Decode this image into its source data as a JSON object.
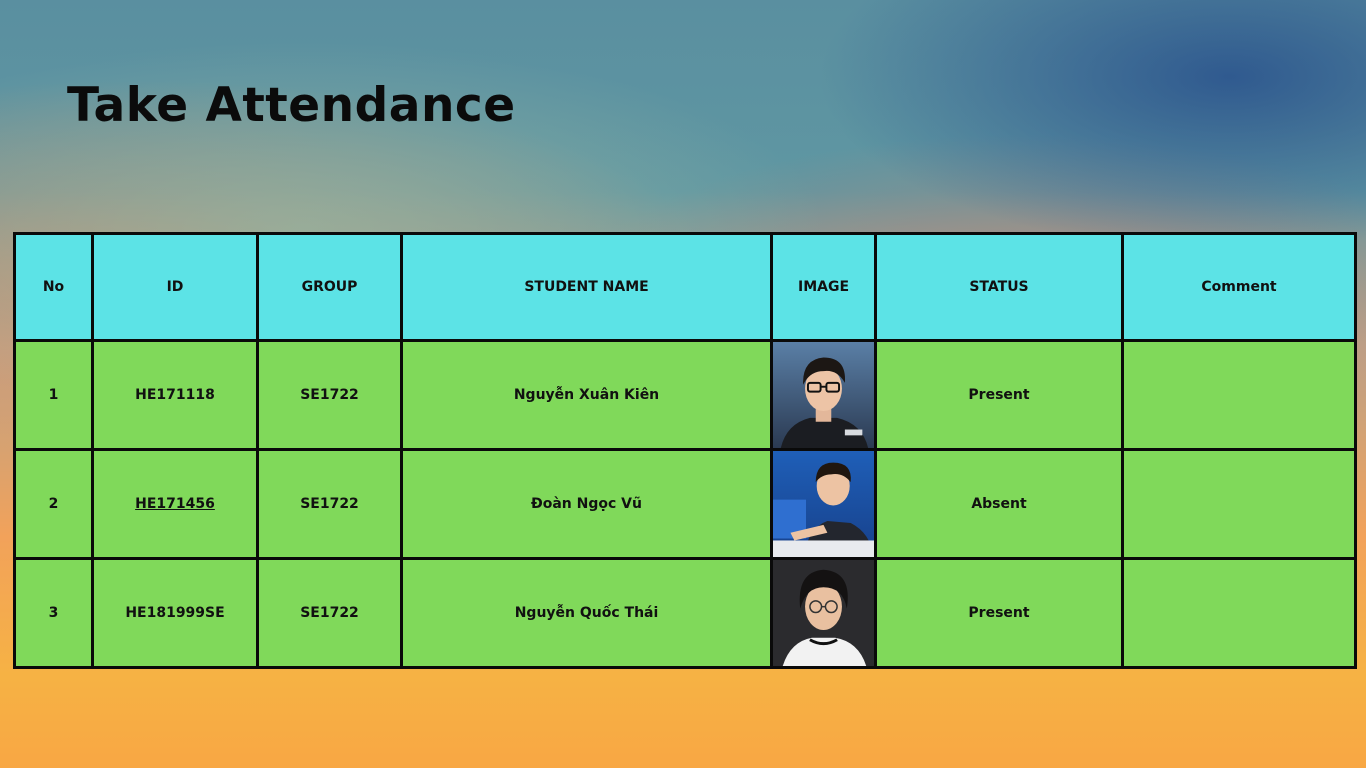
{
  "page": {
    "title": "Take Attendance"
  },
  "table": {
    "headers": [
      "No",
      "ID",
      "GROUP",
      "STUDENT NAME",
      "IMAGE",
      "STATUS",
      "Comment"
    ],
    "rows": [
      {
        "no": "1",
        "id": "HE171118",
        "group": "SE1722",
        "name": "Nguyễn Xuân Kiên",
        "image": "student-photo",
        "status": "Present",
        "comment": ""
      },
      {
        "no": "2",
        "id": "HE171456",
        "group": "SE1722",
        "name": "Đoàn Ngọc Vũ",
        "image": "student-photo",
        "status": "Absent",
        "comment": ""
      },
      {
        "no": "3",
        "id": "HE181999SE",
        "group": "SE1722",
        "name": "Nguyễn Quốc Thái",
        "image": "student-photo",
        "status": "Present",
        "comment": ""
      }
    ]
  },
  "colors": {
    "header_bg": "#5ce3e6",
    "row_bg": "#80d95a",
    "border": "#0a0a0a"
  }
}
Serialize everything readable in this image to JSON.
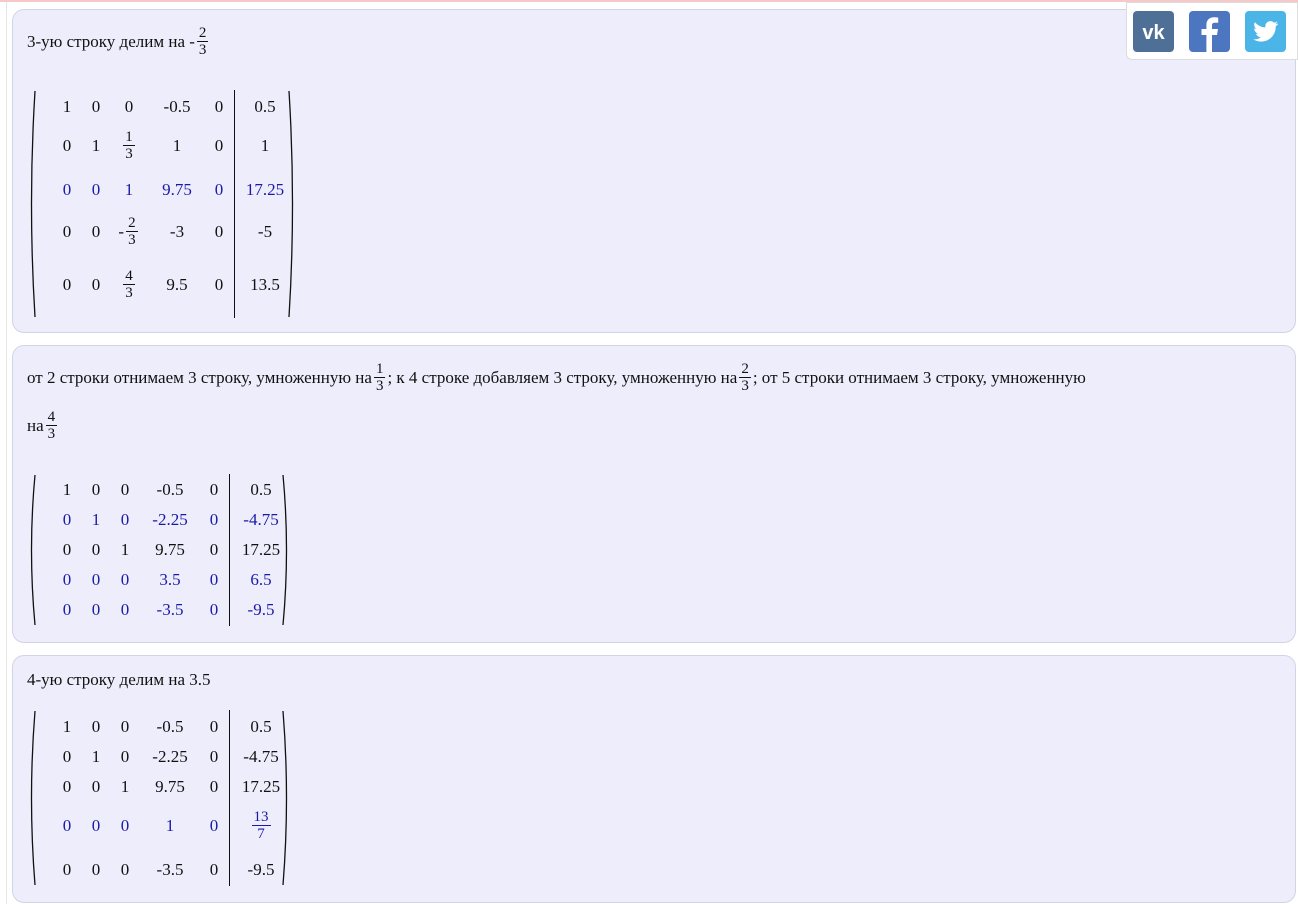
{
  "steps": [
    {
      "text_before": "3-ую строку делим на -",
      "fraction": {
        "num": "2",
        "den": "3"
      },
      "matrix": {
        "rows": [
          [
            {
              "v": "1"
            },
            {
              "v": "0"
            },
            {
              "v": "0"
            },
            {
              "v": "-0.5"
            },
            {
              "v": "0"
            },
            {
              "v": "0.5"
            }
          ],
          [
            {
              "v": "0"
            },
            {
              "v": "1"
            },
            {
              "num": "1",
              "den": "3"
            },
            {
              "v": "1"
            },
            {
              "v": "0"
            },
            {
              "v": "1"
            }
          ],
          [
            {
              "v": "0"
            },
            {
              "v": "0"
            },
            {
              "v": "1"
            },
            {
              "v": "9.75"
            },
            {
              "v": "0"
            },
            {
              "v": "17.25"
            }
          ],
          [
            {
              "v": "0"
            },
            {
              "v": "0"
            },
            {
              "sign": "-",
              "num": "2",
              "den": "3"
            },
            {
              "v": "-3"
            },
            {
              "v": "0"
            },
            {
              "v": "-5"
            }
          ],
          [
            {
              "v": "0"
            },
            {
              "v": "0"
            },
            {
              "num": "4",
              "den": "3"
            },
            {
              "v": "9.5"
            },
            {
              "v": "0"
            },
            {
              "v": "13.5"
            }
          ]
        ],
        "highlighted_rows": [
          2
        ]
      }
    },
    {
      "parts": [
        "от 2 строки отнимаем 3 строку, умноженную на ",
        "; к 4 строке добавляем 3 строку, умноженную на ",
        "; от 5 строки отнимаем 3 строку, умноженную",
        "на "
      ],
      "fractions": [
        {
          "num": "1",
          "den": "3"
        },
        {
          "num": "2",
          "den": "3"
        },
        {
          "num": "4",
          "den": "3"
        }
      ],
      "matrix": {
        "rows": [
          [
            {
              "v": "1"
            },
            {
              "v": "0"
            },
            {
              "v": "0"
            },
            {
              "v": "-0.5"
            },
            {
              "v": "0"
            },
            {
              "v": "0.5"
            }
          ],
          [
            {
              "v": "0"
            },
            {
              "v": "1"
            },
            {
              "v": "0"
            },
            {
              "v": "-2.25"
            },
            {
              "v": "0"
            },
            {
              "v": "-4.75"
            }
          ],
          [
            {
              "v": "0"
            },
            {
              "v": "0"
            },
            {
              "v": "1"
            },
            {
              "v": "9.75"
            },
            {
              "v": "0"
            },
            {
              "v": "17.25"
            }
          ],
          [
            {
              "v": "0"
            },
            {
              "v": "0"
            },
            {
              "v": "0"
            },
            {
              "v": "3.5"
            },
            {
              "v": "0"
            },
            {
              "v": "6.5"
            }
          ],
          [
            {
              "v": "0"
            },
            {
              "v": "0"
            },
            {
              "v": "0"
            },
            {
              "v": "-3.5"
            },
            {
              "v": "0"
            },
            {
              "v": "-9.5"
            }
          ]
        ],
        "highlighted_rows": [
          1,
          3,
          4
        ]
      }
    },
    {
      "text": "4-ую строку делим на 3.5",
      "matrix": {
        "rows": [
          [
            {
              "v": "1"
            },
            {
              "v": "0"
            },
            {
              "v": "0"
            },
            {
              "v": "-0.5"
            },
            {
              "v": "0"
            },
            {
              "v": "0.5"
            }
          ],
          [
            {
              "v": "0"
            },
            {
              "v": "1"
            },
            {
              "v": "0"
            },
            {
              "v": "-2.25"
            },
            {
              "v": "0"
            },
            {
              "v": "-4.75"
            }
          ],
          [
            {
              "v": "0"
            },
            {
              "v": "0"
            },
            {
              "v": "1"
            },
            {
              "v": "9.75"
            },
            {
              "v": "0"
            },
            {
              "v": "17.25"
            }
          ],
          [
            {
              "v": "0"
            },
            {
              "v": "0"
            },
            {
              "v": "0"
            },
            {
              "v": "1"
            },
            {
              "v": "0"
            },
            {
              "num": "13",
              "den": "7"
            }
          ],
          [
            {
              "v": "0"
            },
            {
              "v": "0"
            },
            {
              "v": "0"
            },
            {
              "v": "-3.5"
            },
            {
              "v": "0"
            },
            {
              "v": "-9.5"
            }
          ]
        ],
        "highlighted_rows": [
          3
        ]
      }
    }
  ],
  "social": {
    "buttons": [
      {
        "name": "vk",
        "icon": "vk-icon",
        "color": "#4e7096"
      },
      {
        "name": "facebook",
        "icon": "facebook-icon",
        "color": "#4d76c0"
      },
      {
        "name": "twitter",
        "icon": "twitter-icon",
        "color": "#4ab5e6"
      }
    ]
  },
  "colors": {
    "card_background": "#eeedfb",
    "card_border": "#d3d3e6",
    "highlight_text": "#1a1aa8"
  }
}
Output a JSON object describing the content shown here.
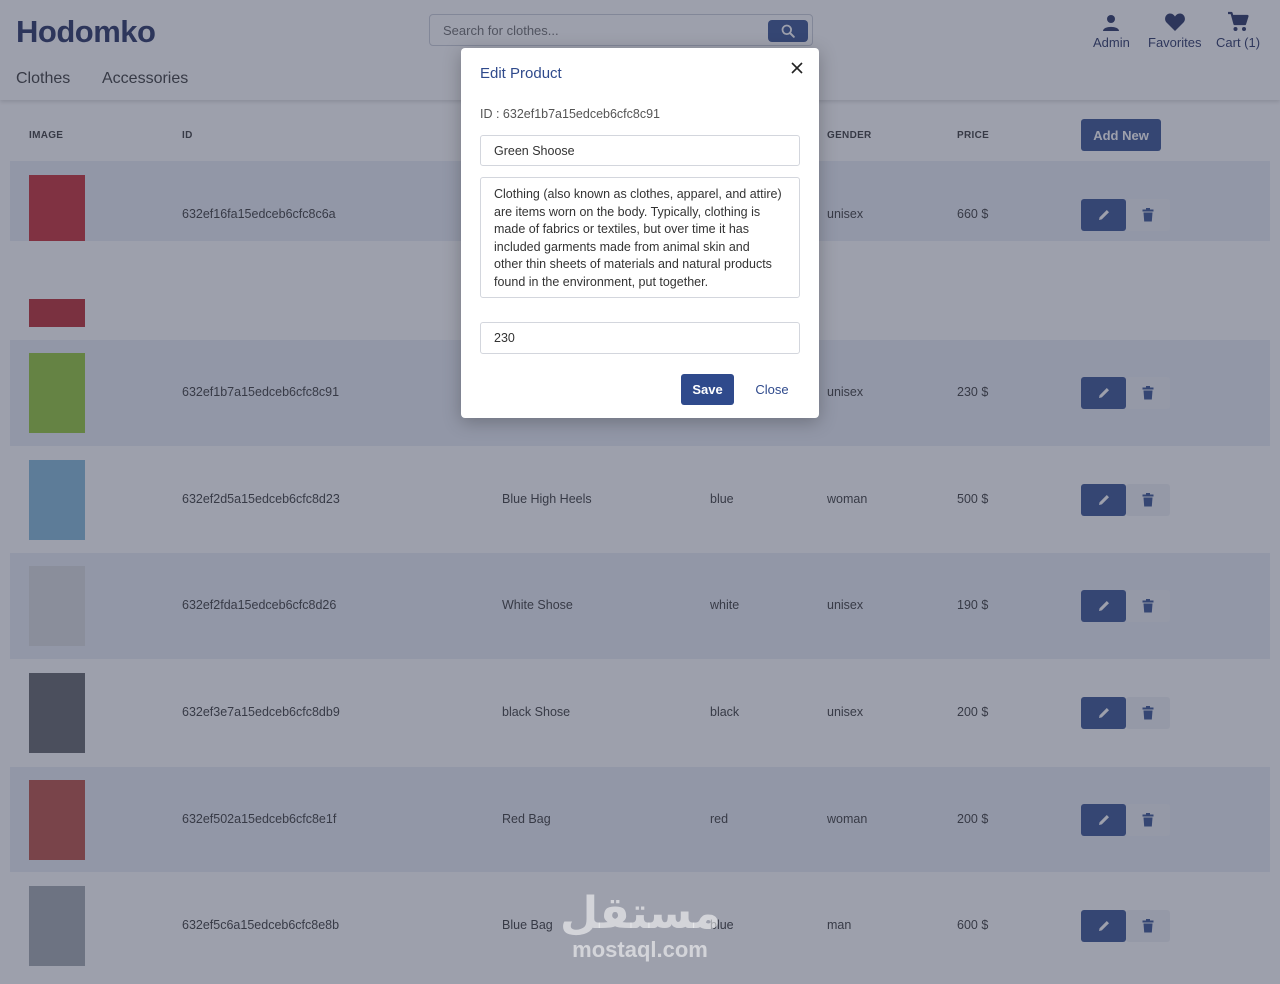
{
  "header": {
    "logo": "Hodomko",
    "search_placeholder": "Search for clothes...",
    "admin_label": "Admin",
    "favorites_label": "Favorites",
    "cart_label": "Cart (1)",
    "nav": [
      "Clothes",
      "Accessories"
    ]
  },
  "table": {
    "headers": {
      "image": "IMAGE",
      "id": "ID",
      "gender": "GENDER",
      "price": "PRICE"
    },
    "add_new_label": "Add New",
    "rows": [
      {
        "id": "632ef16fa15edceb6cfc8c6a",
        "name": "",
        "color": "",
        "gender": "unisex",
        "price": "660 $",
        "thumb_color": "#c4222b"
      },
      {
        "id": "",
        "name": "",
        "color": "",
        "gender": "",
        "price": "",
        "thumb_color": "#b82027"
      },
      {
        "id": "632ef1b7a15edceb6cfc8c91",
        "name": "",
        "color": "",
        "gender": "unisex",
        "price": "230 $",
        "thumb_color": "#8fc42e"
      },
      {
        "id": "632ef2d5a15edceb6cfc8d23",
        "name": "Blue High Heels",
        "color": "blue",
        "gender": "woman",
        "price": "500 $",
        "thumb_color": "#7fb6d6"
      },
      {
        "id": "632ef2fda15edceb6cfc8d26",
        "name": "White Shose",
        "color": "white",
        "gender": "unisex",
        "price": "190 $",
        "thumb_color": "#d8dadc"
      },
      {
        "id": "632ef3e7a15edceb6cfc8db9",
        "name": "black Shose",
        "color": "black",
        "gender": "unisex",
        "price": "200 $",
        "thumb_color": "#5a5c60"
      },
      {
        "id": "632ef502a15edceb6cfc8e1f",
        "name": "Red Bag",
        "color": "red",
        "gender": "woman",
        "price": "200 $",
        "thumb_color": "#b6463a"
      },
      {
        "id": "632ef5c6a15edceb6cfc8e8b",
        "name": "Blue Bag",
        "color": "blue",
        "gender": "man",
        "price": "600 $",
        "thumb_color": "#9fa5ab"
      }
    ]
  },
  "modal": {
    "title": "Edit Product",
    "id_text": "ID : 632ef1b7a15edceb6cfc8c91",
    "name_value": "Green Shoose",
    "description_lines": [
      "Clothing (also known as clothes, apparel, and attire)",
      "are items worn on the body. Typically, clothing is",
      "made of fabrics or textiles, but over time it has",
      "included garments made from animal skin and",
      "other thin sheets of materials and natural products",
      "found in the environment, put together."
    ],
    "price_value": "230",
    "save_label": "Save",
    "close_label": "Close"
  },
  "watermark": {
    "arabic": "مستقل",
    "latin": "mostaql.com"
  },
  "colors": {
    "primary": "#2f4a8c",
    "brand": "#1f2a5c",
    "row_alt": "#e9ecf4"
  }
}
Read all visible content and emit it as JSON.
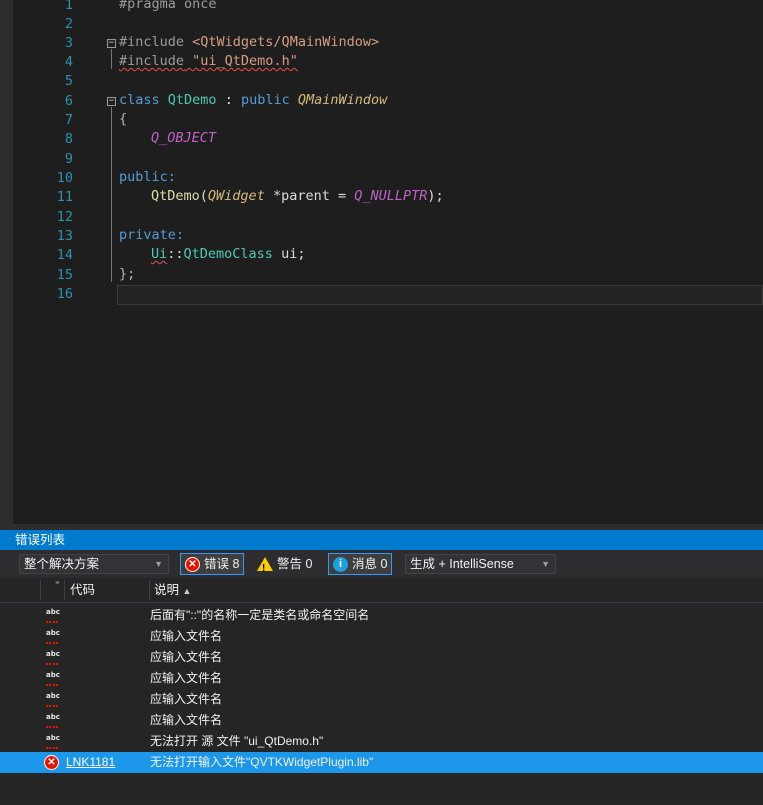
{
  "editor": {
    "line_numbers": [
      "1",
      "2",
      "3",
      "4",
      "5",
      "6",
      "7",
      "8",
      "9",
      "10",
      "11",
      "12",
      "13",
      "14",
      "15",
      "16"
    ],
    "lines": {
      "l1": "#pragma once",
      "l3_a": "#include ",
      "l3_b": "<QtWidgets/QMainWindow>",
      "l4_a": "#include",
      "l4_b": " \"ui_QtDemo.h\"",
      "l6_a": "class ",
      "l6_b": "QtDemo",
      "l6_c": " : ",
      "l6_d": "public ",
      "l6_e": "QMainWindow",
      "l7": "{",
      "l8": "Q_OBJECT",
      "l10": "public:",
      "l11_a": "QtDemo",
      "l11_b": "(",
      "l11_c": "QWidget",
      "l11_d": " *parent = ",
      "l11_e": "Q_NULLPTR",
      "l11_f": ");",
      "l13": "private:",
      "l14_a": "Ui",
      "l14_b": "::",
      "l14_c": "QtDemoClass",
      "l14_d": " ui;",
      "l15": "};"
    }
  },
  "error_list": {
    "title": "错误列表",
    "scope": "整个解决方案",
    "errors_btn": "错误 8",
    "warnings_btn": "警告 0",
    "messages_btn": "消息 0",
    "build_filter": "生成 + IntelliSense",
    "col_code": "代码",
    "col_desc": "说明",
    "rows": [
      {
        "code": "",
        "desc": "后面有\"::\"的名称一定是类名或命名空间名"
      },
      {
        "code": "",
        "desc": "应输入文件名"
      },
      {
        "code": "",
        "desc": "应输入文件名"
      },
      {
        "code": "",
        "desc": "应输入文件名"
      },
      {
        "code": "",
        "desc": "应输入文件名"
      },
      {
        "code": "",
        "desc": "应输入文件名"
      },
      {
        "code": "",
        "desc": "无法打开 源 文件 \"ui_QtDemo.h\""
      },
      {
        "code": "LNK1181",
        "desc": "无法打开输入文件\"QVTKWidgetPlugin.lib\""
      }
    ]
  }
}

*Written request:* Search the data for the string "строку". List each line that has it.

*Completed exercise:*
      "text_before": "3-ую строку делим на -",
        "от 2 строки отнимаем 3 строку, умноженную на ",
        "; к 4 строке добавляем 3 строку, умноженную на ",
        "; от 5 строки отнимаем 3 строку, умноженную",
      "text": "4-ую строку делим на 3.5",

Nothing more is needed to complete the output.